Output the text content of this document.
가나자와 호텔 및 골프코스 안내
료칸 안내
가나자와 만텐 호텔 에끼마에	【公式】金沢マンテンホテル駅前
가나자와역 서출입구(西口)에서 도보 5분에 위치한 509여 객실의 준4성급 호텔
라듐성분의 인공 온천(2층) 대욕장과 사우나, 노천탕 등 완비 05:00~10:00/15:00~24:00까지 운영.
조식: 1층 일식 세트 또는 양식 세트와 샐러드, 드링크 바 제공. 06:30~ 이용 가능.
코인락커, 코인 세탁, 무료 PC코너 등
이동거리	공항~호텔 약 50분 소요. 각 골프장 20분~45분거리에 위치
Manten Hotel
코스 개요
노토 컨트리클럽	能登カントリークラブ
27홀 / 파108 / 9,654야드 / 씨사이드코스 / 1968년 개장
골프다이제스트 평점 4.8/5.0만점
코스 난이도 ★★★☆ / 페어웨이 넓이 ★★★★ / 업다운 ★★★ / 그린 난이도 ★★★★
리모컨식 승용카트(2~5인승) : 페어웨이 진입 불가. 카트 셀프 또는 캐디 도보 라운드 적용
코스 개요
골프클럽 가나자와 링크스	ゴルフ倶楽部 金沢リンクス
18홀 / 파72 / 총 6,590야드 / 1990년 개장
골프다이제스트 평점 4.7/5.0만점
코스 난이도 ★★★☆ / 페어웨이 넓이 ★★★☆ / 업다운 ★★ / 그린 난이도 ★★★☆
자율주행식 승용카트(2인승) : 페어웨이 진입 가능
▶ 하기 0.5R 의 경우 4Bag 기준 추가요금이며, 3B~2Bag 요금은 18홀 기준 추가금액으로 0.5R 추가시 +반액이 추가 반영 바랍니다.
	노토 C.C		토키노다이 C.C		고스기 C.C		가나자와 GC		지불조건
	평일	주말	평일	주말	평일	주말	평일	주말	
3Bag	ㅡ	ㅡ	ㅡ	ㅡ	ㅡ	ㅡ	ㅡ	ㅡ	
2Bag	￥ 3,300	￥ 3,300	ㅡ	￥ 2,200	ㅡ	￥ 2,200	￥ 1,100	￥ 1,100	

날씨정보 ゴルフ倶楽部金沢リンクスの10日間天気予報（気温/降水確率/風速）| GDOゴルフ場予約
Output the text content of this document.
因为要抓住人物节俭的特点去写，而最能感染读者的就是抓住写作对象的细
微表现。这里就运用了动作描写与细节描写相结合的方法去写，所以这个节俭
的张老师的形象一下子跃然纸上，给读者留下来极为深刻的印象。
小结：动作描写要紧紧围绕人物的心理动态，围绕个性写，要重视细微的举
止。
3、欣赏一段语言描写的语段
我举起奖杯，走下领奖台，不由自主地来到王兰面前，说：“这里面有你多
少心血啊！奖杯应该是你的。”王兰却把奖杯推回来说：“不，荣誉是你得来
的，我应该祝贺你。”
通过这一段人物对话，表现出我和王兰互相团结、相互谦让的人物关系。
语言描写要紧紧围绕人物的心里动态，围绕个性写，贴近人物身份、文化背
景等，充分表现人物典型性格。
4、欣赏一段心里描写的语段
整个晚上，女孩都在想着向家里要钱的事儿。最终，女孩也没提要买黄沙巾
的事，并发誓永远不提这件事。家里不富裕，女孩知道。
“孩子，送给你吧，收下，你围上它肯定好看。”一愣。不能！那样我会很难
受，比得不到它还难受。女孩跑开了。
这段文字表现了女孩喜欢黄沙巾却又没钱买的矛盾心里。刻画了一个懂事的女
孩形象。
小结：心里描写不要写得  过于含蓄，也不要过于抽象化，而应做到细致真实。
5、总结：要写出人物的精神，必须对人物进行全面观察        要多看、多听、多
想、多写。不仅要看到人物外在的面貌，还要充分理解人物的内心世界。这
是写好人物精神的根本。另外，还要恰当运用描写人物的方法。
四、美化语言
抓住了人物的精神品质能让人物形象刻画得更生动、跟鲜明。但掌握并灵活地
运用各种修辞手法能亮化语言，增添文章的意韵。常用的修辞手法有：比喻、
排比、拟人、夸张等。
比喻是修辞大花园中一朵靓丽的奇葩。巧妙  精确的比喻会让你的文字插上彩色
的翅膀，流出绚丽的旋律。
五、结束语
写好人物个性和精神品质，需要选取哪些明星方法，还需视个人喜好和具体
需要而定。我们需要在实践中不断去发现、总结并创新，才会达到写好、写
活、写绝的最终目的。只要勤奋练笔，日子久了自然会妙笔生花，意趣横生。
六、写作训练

########################################

What is being asked: From the entries above, copy every line where the word "围绕个性写" shows up.

Finished answer:
小结：动作描写要紧紧围绕人物的心理动态，围绕个性写，要重视细微的举
语言描写要紧紧围绕人物的心里动态，围绕个性写，贴近人物身份、文化背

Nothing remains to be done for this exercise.